# Written task
All of the data should be repeated exactly; pictures are not part of the copy.

******

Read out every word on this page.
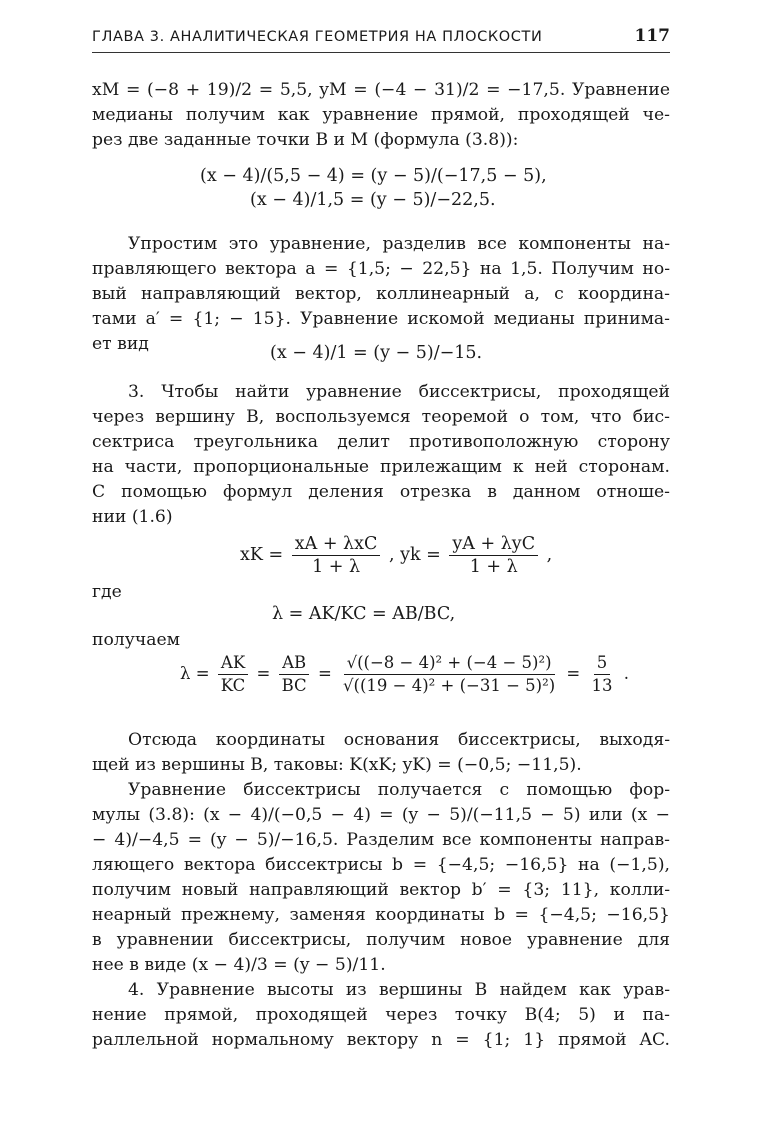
ГЛАВА 3. АНАЛИТИЧЕСКАЯ ГЕОМЕТРИЯ НА ПЛОСКОСТИ	117
xM = (−8 + 19)/2 = 5,5, yM = (−4 − 31)/2 = −17,5. Уравнение
медианы получим как уравнение прямой, проходящей че-
рез две заданные точки B и M (формула (3.8)):
(x − 4)/(5,5 − 4) = (y − 5)/(−17,5 − 5),
(x − 4)/1,5 = (y − 5)/−22,5.
Упростим это уравнение, разделив все компоненты на-
правляющего вектора a = {1,5; − 22,5} на 1,5. Получим но-
вый направляющий вектор, коллинеарный a, с координа-
тами a′ = {1; − 15}. Уравнение искомой медианы принима-
ет вид	(x − 4)/1 = (y − 5)/−15.
3. Чтобы найти уравнение биссектрисы, проходящей
через вершину B, воспользуемся теоремой о том, что бис-
сектриса треугольника делит противоположную сторону
на части, пропорциональные прилежащим к ней сторонам.
С помощью формул деления отрезка в данном отноше-
нии (1.6)
xK = $\frac{\text{xA + λxC}}{1 + \lambda}$ , yk = $\frac{\text{yA + λyC}}{1 + \lambda}$ ,
где
λ = AK/KC = AB/BC,
получаем
$\lambda = \frac{AK}{KC} = \frac{AB}{BC} = \frac{\text{√((−8 − 4)² + (−4 − 5)²)}}{\text{√((19 − 4)² + (−31 − 5)²)}} = \frac{5}{13}$ .
Отсюда координаты основания биссектрисы, выходя-
щей из вершины B, таковы: K(xK; yK) = (−0,5; −11,5).
Уравнение биссектрисы получается с помощью фор-
мулы (3.8): (x − 4)/(−0,5 − 4) = (y − 5)/(−11,5 − 5) или (x −
− 4)/−4,5 = (y − 5)/−16,5. Разделим все компоненты направ-
ляющего вектора биссектрисы b = {−4,5; −16,5} на (−1,5),
получим новый направляющий вектор b′ = {3; 11}, колли-
неарный прежнему, заменяя координаты b = {−4,5; −16,5}
в уравнении биссектрисы, получим новое уравнение для
нее в виде (x − 4)/3 = (y − 5)/11.
4. Уравнение высоты из вершины B найдем как урав-
нение прямой, проходящей через точку B(4; 5) и па-
раллельной нормальному вектору n = {1; 1} прямой AC.
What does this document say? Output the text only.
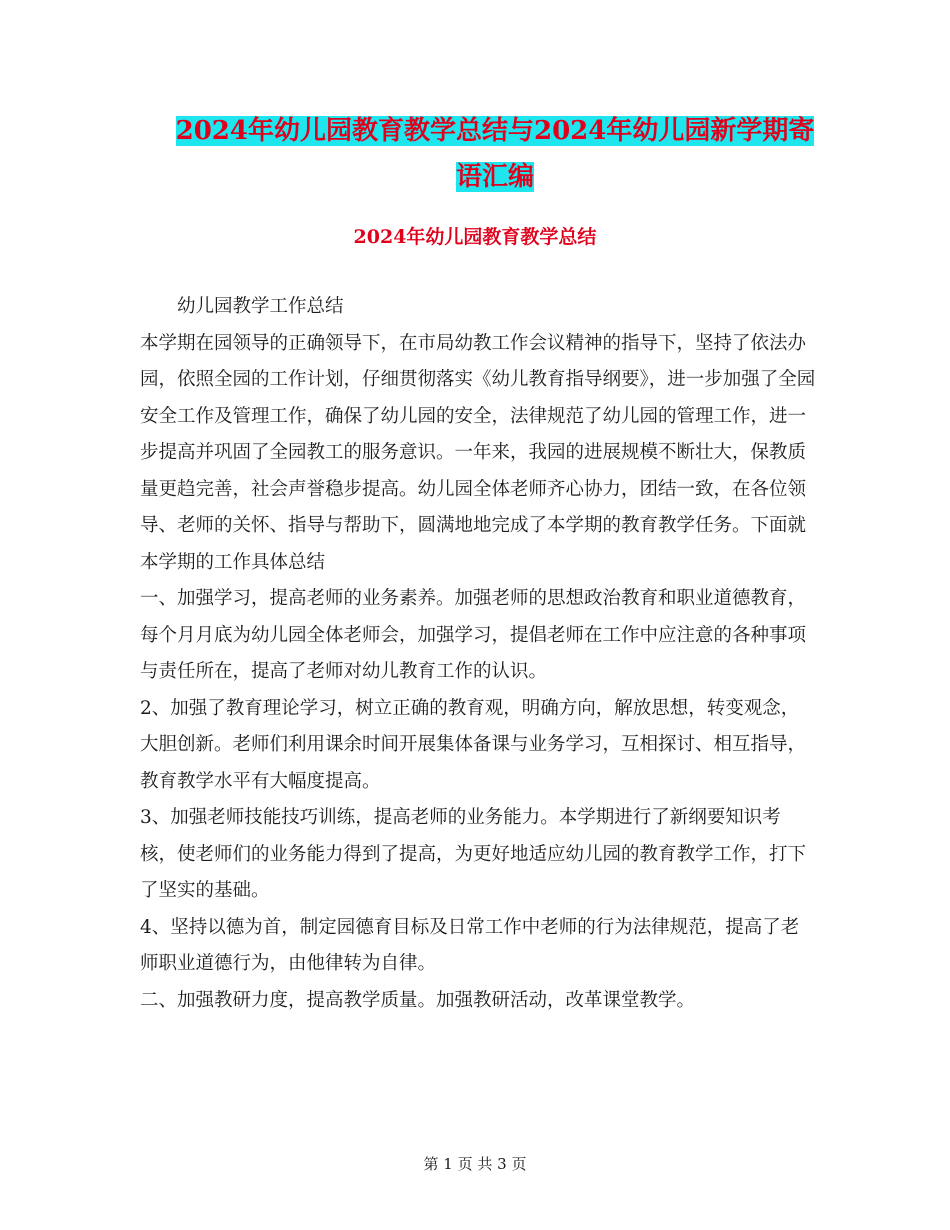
2024年幼儿园教育教学总结与2024年幼儿园新学期寄
语汇编
2024年幼儿园教育教学总结

幼儿园教学工作总结

本学期在园领导的正确领导下，在市局幼教工作会议精神的指导下，坚持了依法办园，依照全园的工作计划，仔细贯彻落实《幼儿教育指导纲要》，进一步加强了全园安全工作及管理工作，确保了幼儿园的安全，法律规范了幼儿园的管理工作，进一步提高并巩固了全园教工的服务意识。一年来，我园的进展规模不断壮大，保教质量更趋完善，社会声誉稳步提高。幼儿园全体老师齐心协力，团结一致，在各位领导、老师的关怀、指导与帮助下，圆满地地完成了本学期的教育教学任务。下面就本学期的工作具体总结

一、加强学习，提高老师的业务素养。加强老师的思想政治教育和职业道德教育，每个月月底为幼儿园全体老师会，加强学习，提倡老师在工作中应注意的各种事项与责任所在，提高了老师对幼儿教育工作的认识。

2、加强了教育理论学习，树立正确的教育观，明确方向，解放思想，转变观念，大胆创新。老师们利用课余时间开展集体备课与业务学习，互相探讨、相互指导，教育教学水平有大幅度提高。

3、加强老师技能技巧训练，提高老师的业务能力。本学期进行了新纲要知识考核，使老师们的业务能力得到了提高，为更好地适应幼儿园的教育教学工作，打下了坚实的基础。

4、坚持以德为首，制定园德育目标及日常工作中老师的行为法律规范，提高了老师职业道德行为，由他律转为自律。

二、加强教研力度，提高教学质量。加强教研活动，改革课堂教学。

第 1 页 共 3 页
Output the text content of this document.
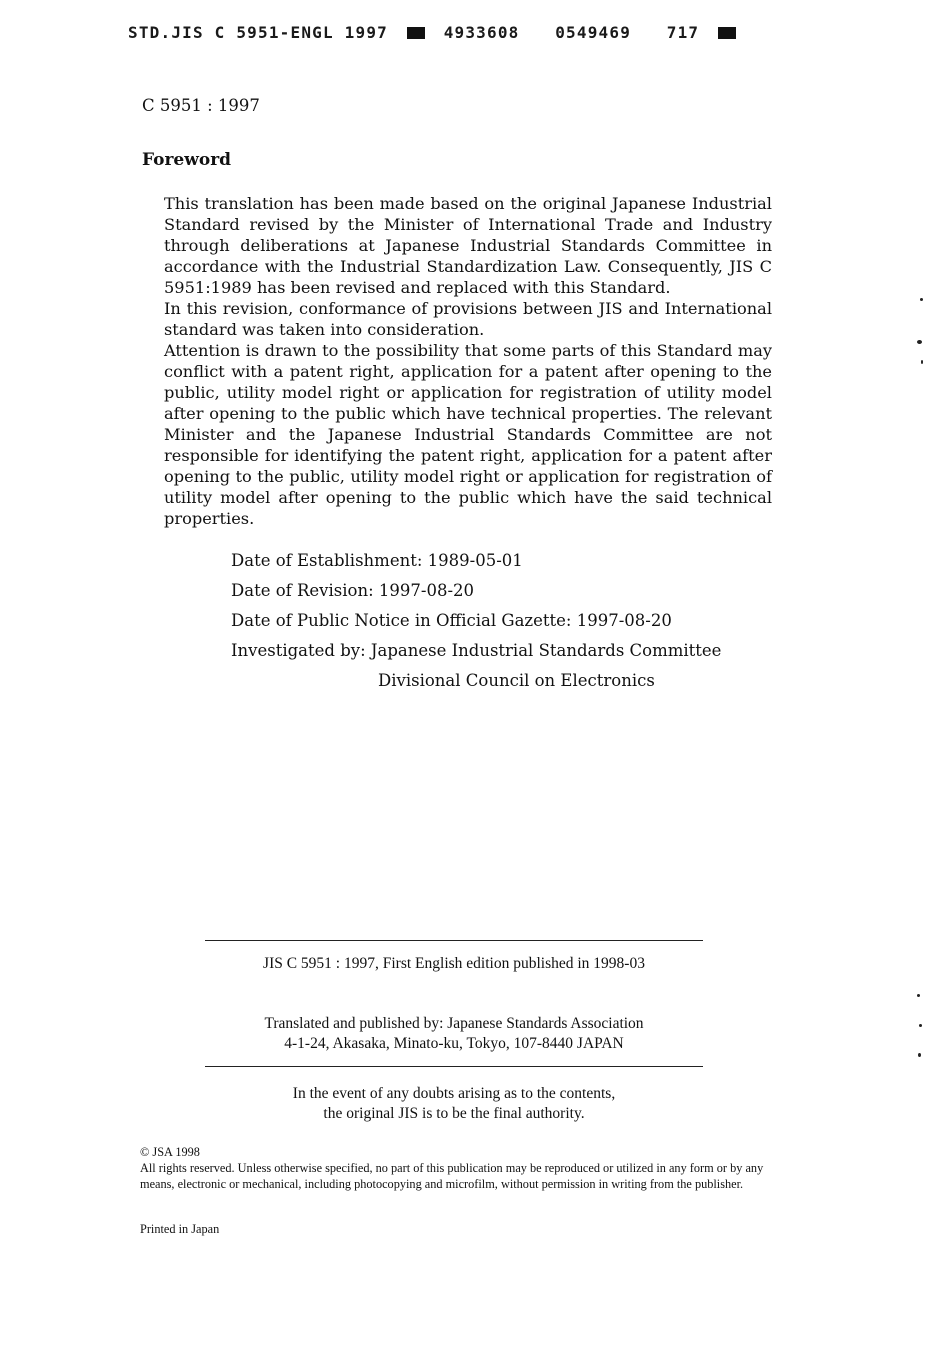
STD.JIS C 5951-ENGL 1997	4933608 0549469 717
C 5951 : 1997
Foreword

This translation has been made based on the original Japanese Industrial Standard revised by the Minister of International Trade and Industry through deliberations at Japanese Industrial Standards Committee in accordance with the Industrial Standardization Law. Consequently, JIS C 5951:1989 has been revised and replaced with this Standard.

In this revision, conformance of provisions between JIS and International standard was taken into consideration.

Attention is drawn to the possibility that some parts of this Standard may conflict with a patent right, application for a patent after opening to the public, utility model right or application for registration of utility model after opening to the public which have technical properties. The relevant Minister and the Japanese Industrial Standards Committee are not responsible for identifying the patent right, application for a patent after opening to the public, utility model right or application for registration of utility model after opening to the public which have the said technical properties.

Date of Establishment: 1989-05-01
Date of Revision: 1997-08-20
Date of Public Notice in Official Gazette: 1997-08-20
Investigated by: Japanese Industrial Standards Committee
Divisional Council on Electronics
JIS C 5951 : 1997, First English edition published in 1998-03
Translated and published by: Japanese Standards Association
4-1-24, Akasaka, Minato-ku, Tokyo, 107-8440 JAPAN
In the event of any doubts arising as to the contents,
the original JIS is to be the final authority.
© JSA 1998
All rights reserved. Unless otherwise specified, no part of this publication may be reproduced or utilized in any form or by any means, electronic or mechanical, including photocopying and microfilm, without permission in writing from the publisher.
Printed in Japan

******

# Final result
Read out every word on this page.
ГЛАВА 3. АНАЛИТИЧЕСКАЯ ГЕОМЕТРИЯ НА ПЛОСКОСТИ	117
xM = (−8 + 19)/2 = 5,5, yM = (−4 − 31)/2 = −17,5. Уравнение
медианы получим как уравнение прямой, проходящей че-
рез две заданные точки B и M (формула (3.8)):
(x − 4)/(5,5 − 4) = (y − 5)/(−17,5 − 5),
(x − 4)/1,5 = (y − 5)/−22,5.
Упростим это уравнение, разделив все компоненты на-
правляющего вектора a = {1,5; − 22,5} на 1,5. Получим но-
вый направляющий вектор, коллинеарный a, с координа-
тами a′ = {1; − 15}. Уравнение искомой медианы принима-
ет вид	(x − 4)/1 = (y − 5)/−15.
3. Чтобы найти уравнение биссектрисы, проходящей
через вершину B, воспользуемся теоремой о том, что бис-
сектриса треугольника делит противоположную сторону
на части, пропорциональные прилежащим к ней сторонам.
С помощью формул деления отрезка в данном отноше-
нии (1.6)
xK = $\frac{\text{xA + λxC}}{1 + \lambda}$ , yk = $\frac{\text{yA + λyC}}{1 + \lambda}$ ,
где
λ = AK/KC = AB/BC,
получаем
$\lambda = \frac{AK}{KC} = \frac{AB}{BC} = \frac{\text{√((−8 − 4)² + (−4 − 5)²)}}{\text{√((19 − 4)² + (−31 − 5)²)}} = \frac{5}{13}$ .
Отсюда координаты основания биссектрисы, выходя-
щей из вершины B, таковы: K(xK; yK) = (−0,5; −11,5).
Уравнение биссектрисы получается с помощью фор-
мулы (3.8): (x − 4)/(−0,5 − 4) = (y − 5)/(−11,5 − 5) или (x −
− 4)/−4,5 = (y − 5)/−16,5. Разделим все компоненты направ-
ляющего вектора биссектрисы b = {−4,5; −16,5} на (−1,5),
получим новый направляющий вектор b′ = {3; 11}, колли-
неарный прежнему, заменяя координаты b = {−4,5; −16,5}
в уравнении биссектрисы, получим новое уравнение для
нее в виде (x − 4)/3 = (y − 5)/11.
4. Уравнение высоты из вершины B найдем как урав-
нение прямой, проходящей через точку B(4; 5) и па-
раллельной нормальному вектору n = {1; 1} прямой AC.
What does this document say? Output the text only.
2024年幼儿园教育教学总结与2024年幼儿园新学期寄
语汇编
2024年幼儿园教育教学总结

幼儿园教学工作总结

本学期在园领导的正确领导下，在市局幼教工作会议精神的指导下，坚持了依法办园，依照全园的工作计划，仔细贯彻落实《幼儿教育指导纲要》，进一步加强了全园安全工作及管理工作，确保了幼儿园的安全，法律规范了幼儿园的管理工作，进一步提高并巩固了全园教工的服务意识。一年来，我园的进展规模不断壮大，保教质量更趋完善，社会声誉稳步提高。幼儿园全体老师齐心协力，团结一致，在各位领导、老师的关怀、指导与帮助下，圆满地地完成了本学期的教育教学任务。下面就本学期的工作具体总结

一、加强学习，提高老师的业务素养。加强老师的思想政治教育和职业道德教育，每个月月底为幼儿园全体老师会，加强学习，提倡老师在工作中应注意的各种事项与责任所在，提高了老师对幼儿教育工作的认识。

2、加强了教育理论学习，树立正确的教育观，明确方向，解放思想，转变观念，大胆创新。老师们利用课余时间开展集体备课与业务学习，互相探讨、相互指导，教育教学水平有大幅度提高。

3、加强老师技能技巧训练，提高老师的业务能力。本学期进行了新纲要知识考核，使老师们的业务能力得到了提高，为更好地适应幼儿园的教育教学工作，打下了坚实的基础。

4、坚持以德为首，制定园德育目标及日常工作中老师的行为法律规范，提高了老师职业道德行为，由他律转为自律。

二、加强教研力度，提高教学质量。加强教研活动，改革课堂教学。

第 1 页 共 3 页
Output the text content of this document.
STD.JIS C 5951-ENGL 1997	4933608 0549469 717
C 5951 : 1997
Foreword

This translation has been made based on the original Japanese Industrial Standard revised by the Minister of International Trade and Industry through deliberations at Japanese Industrial Standards Committee in accordance with the Industrial Standardization Law. Consequently, JIS C 5951:1989 has been revised and replaced with this Standard.

In this revision, conformance of provisions between JIS and International standard was taken into consideration.

Attention is drawn to the possibility that some parts of this Standard may conflict with a patent right, application for a patent after opening to the public, utility model right or application for registration of utility model after opening to the public which have technical properties. The relevant Minister and the Japanese Industrial Standards Committee are not responsible for identifying the patent right, application for a patent after opening to the public, utility model right or application for registration of utility model after opening to the public which have the said technical properties.

Date of Establishment: 1989-05-01
Date of Revision: 1997-08-20
Date of Public Notice in Official Gazette: 1997-08-20
Investigated by: Japanese Industrial Standards Committee
Divisional Council on Electronics
JIS C 5951 : 1997, First English edition published in 1998-03
Translated and published by: Japanese Standards Association
4-1-24, Akasaka, Minato-ku, Tokyo, 107-8440 JAPAN
In the event of any doubts arising as to the contents,
the original JIS is to be the final authority.
© JSA 1998
All rights reserved. Unless otherwise specified, no part of this publication may be reproduced or utilized in any form or by any means, electronic or mechanical, including photocopying and microfilm, without permission in writing from the publisher.
Printed in Japan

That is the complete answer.